> _Excerpt_:
Recent studies have focused on targeting DCs as a potential strategy for mitigating Type 2 inflammation in asthma. The administration of CD200Fc in a murine model of HDM‐induced asthma resulted in the activation of the anti‐inflammatory pathway mediated by CD200/CD200R, leading to a reduction in cDC2 activation and disruption of the inflammatory cascade involved in the pathogenesis of chronic allergic asthma [79]. Miller et al. [3] screened the HDM receptor LMAN1 and revealed its expression in both DCs and airway epithelial cells. Furthermore, she demonstrated its potential to mitigate the inflammatory response by effectively downregulating NF‐κB signaling through allergen binding [80]. Moreover, C1q is selectively enriched in lung CSF1R + cDC2s, and the depletion of C1q significantly attenuates allergen perception and asthmatic characteristics [81]. The role of DCs in the pathogenesis of Type 2 inflammation–associated asthma is under constant investigation.
3.4. Innate‐Like T (ILT) Cells—A Distinct Subset of Innate Immune Cells
ILT cells are a unique subset of unconventional T lymphocytes, primarily composed of invariant natural killer T (iNKT) cells, mucosal‐associated invariant T (MAIT) cells, and γδT cells. These ILTs secrete various cytokines, including IL‐4, IL‐13, and IL‐17, in a manner dependent or independent of the T cell receptor (TCR). The TCR expressed by ILTs exhibits restricted and conservative characteristics [82]. The subtypes of ILT are classified based on distinct cytokine profiles. This review mainly elucidates the subtypes associated with Type 2 inflammation.
3.4.1. iNKT Cells—Activated by Specific Recognition of Lipid Antigens
The iNKT cells undergo differentiation and maturation within the thymus, while also serving as “sentinels” in various tissues including the lung and liver. iNKT cells are activated rapidly by binding to lipid antigens presented by CD1d molecules, with alpha galactosylceramide (α‐GalCer) being particularly effective [83–85]. In allergic asthma, iNKT cells can evade apoptosis by upregulating the expression of acetyl‐CoA carboxylase 1 (ACC1), a key enzyme involved in de novo fatty acid synthesis [86], thereby ensuring their sustained participation in the pathogenesis of asthma. The iNKT2 subgroup, characterized by the secretion of IL‐4 and IL‐13, is predominantly associated with Type 2 inflammation. The development of iNKT2 cells relies on the transcription factors promyelocytic leukemia zinc finger (PLZF), GATA3, and IRF4 [87–89]. When lung tissue is attacked by antigens, iNKT cells are driven by chemokines such as TARC, CXCL9, and CXCL13 and chemokine receptors including CCR4, CCR9, and CXCR6. Subsequently, iNKT cells migrate into the lungs to exert their functional role [90, 91]. Notably, CCR4 plays a key role in mediating the migration of iNKT cells. Depletion of CCR4 impedes the migration of iNKT cells toward lung tissue, thereby ameliorating antigen‐ or α‐GalCer‐induced AHR in mice [92]. In addition, significantly elevated TARC was also observed in BALF and induced sputum collected from asthmatic patients [93, 94]. After antigen recognition, iNKT cells are activated within the lung tissue. On the one hand, iNKT cells themselves have the capability to secrete IL‐4 and IL‐13 [95]. On the other hand, they can also modulate the activity of other cell types such as macrophages and Th2 cells, thereby promoting increased secretion of IL‐4 and IL‐13 to initiate a Type 2 immune response [96, 97].

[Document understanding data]
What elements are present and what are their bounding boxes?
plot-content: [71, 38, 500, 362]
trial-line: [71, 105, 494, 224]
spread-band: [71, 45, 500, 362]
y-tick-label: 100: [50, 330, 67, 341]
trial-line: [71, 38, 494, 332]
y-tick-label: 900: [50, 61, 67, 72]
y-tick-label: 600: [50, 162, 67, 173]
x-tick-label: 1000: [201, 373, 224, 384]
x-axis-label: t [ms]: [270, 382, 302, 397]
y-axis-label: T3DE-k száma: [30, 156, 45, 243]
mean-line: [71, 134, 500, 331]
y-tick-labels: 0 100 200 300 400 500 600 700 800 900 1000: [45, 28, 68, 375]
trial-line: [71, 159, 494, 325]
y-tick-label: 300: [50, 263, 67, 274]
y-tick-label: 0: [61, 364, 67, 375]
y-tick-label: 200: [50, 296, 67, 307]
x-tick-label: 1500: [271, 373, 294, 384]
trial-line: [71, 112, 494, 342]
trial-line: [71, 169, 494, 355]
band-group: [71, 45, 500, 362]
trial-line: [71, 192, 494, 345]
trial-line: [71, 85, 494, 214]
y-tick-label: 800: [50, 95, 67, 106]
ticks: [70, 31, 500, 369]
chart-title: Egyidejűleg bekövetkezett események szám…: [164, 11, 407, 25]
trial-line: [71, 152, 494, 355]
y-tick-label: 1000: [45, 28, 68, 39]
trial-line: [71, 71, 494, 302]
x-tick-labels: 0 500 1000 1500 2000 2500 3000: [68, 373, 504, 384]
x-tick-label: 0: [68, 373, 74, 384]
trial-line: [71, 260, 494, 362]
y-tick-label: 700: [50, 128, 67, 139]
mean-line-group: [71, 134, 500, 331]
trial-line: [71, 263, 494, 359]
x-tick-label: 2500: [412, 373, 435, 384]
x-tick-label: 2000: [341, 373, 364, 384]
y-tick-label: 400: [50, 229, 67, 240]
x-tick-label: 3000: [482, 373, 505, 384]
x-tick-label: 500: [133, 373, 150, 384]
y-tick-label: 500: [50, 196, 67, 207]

> _Explore the material_:
1) Answer these questions about the asthma review excerpt:
(a) Which HDM receptor did Miller et al. screen?
(b) Which three cell types primarily make up ILT cells?
(c) Which chemokine receptor plays a key role in mediating iNKT cell migration?
2) Can you rewrite the part of the asthma review excerpt that opens with the words containing "3.4. Innate‐Like T" and closes with "subtypes associated with Type 2 inflammation.", replacing "unconventional" with "atypical"?
3) Write the next part of the asthma review excerpt, picking up after its last sentence.

> _Numbered answers_:
1)
(a) LMAN1
(b) Invariant natural killer T (iNKT) cells, mucosal‐associated invariant T (MAIT) cells, and γδT cells
(c) CCR4

2)
3.4. Innate‐Like T (ILT) Cells—A Distinct Subset of Innate Immune Cells
ILT cells are a unique subset of atypical T lymphocytes, primarily composed of invariant natural killer T (iNKT) cells, mucosal‐associated invariant T (MAIT) cells, and γδT cells. These ILTs secrete various cytokines, including IL‐4, IL‐13, and IL‐17, in a manner dependent or independent of the T cell receptor (TCR). The TCR expressed by ILTs exhibits restricted and conservative characteristics [82]. The subtypes of ILT are classified based on distinct cytokine profiles. This review mainly elucidates the subtypes associated with Type 2 inflammation.

3)
Previous studies in murine models have demonstrated iNKT cells can directly induce asthma [98], and our ultimate objective is to regulate iNKT cells′ activation for alleviating asthma. The iNKT cells exhibit specific recognition toward lipid antigens, while ɑ‐Lancer functions as an analog of ɑ‐GalCer to competitively inhibit the activation of iNKT cells [99]. The administration of anti‐CD1D resulted in diminishing the abundance and activation of pulmonary iNKT cells in asthmatic mice, thereby inhibiting the Th2 cell response through the suppression of immunogenic maturation of DCs that is dependent on pulmonary iNKT cells [100]. EZH2 has been demonstrated to possess the capacity to impede iNKT cell proliferation and decrease IL‐4, IL‐13, and IgE [101]. Furthermore, EZH2 induces downregulation of prostacyclin (PGRN) signaling, which stimulates iNKT cells to produce IL‐4 and IL‐13 [102]. Thus, the Th2 response induced by iNKT cells can be effectively regulated through the PGRN‐EZH2‐PLZF pathways. Intriguingly, Li et al. [103] discovered that treatment with oral antibiotics can reduce iNKT cells and alleviate allergic asthma symptoms.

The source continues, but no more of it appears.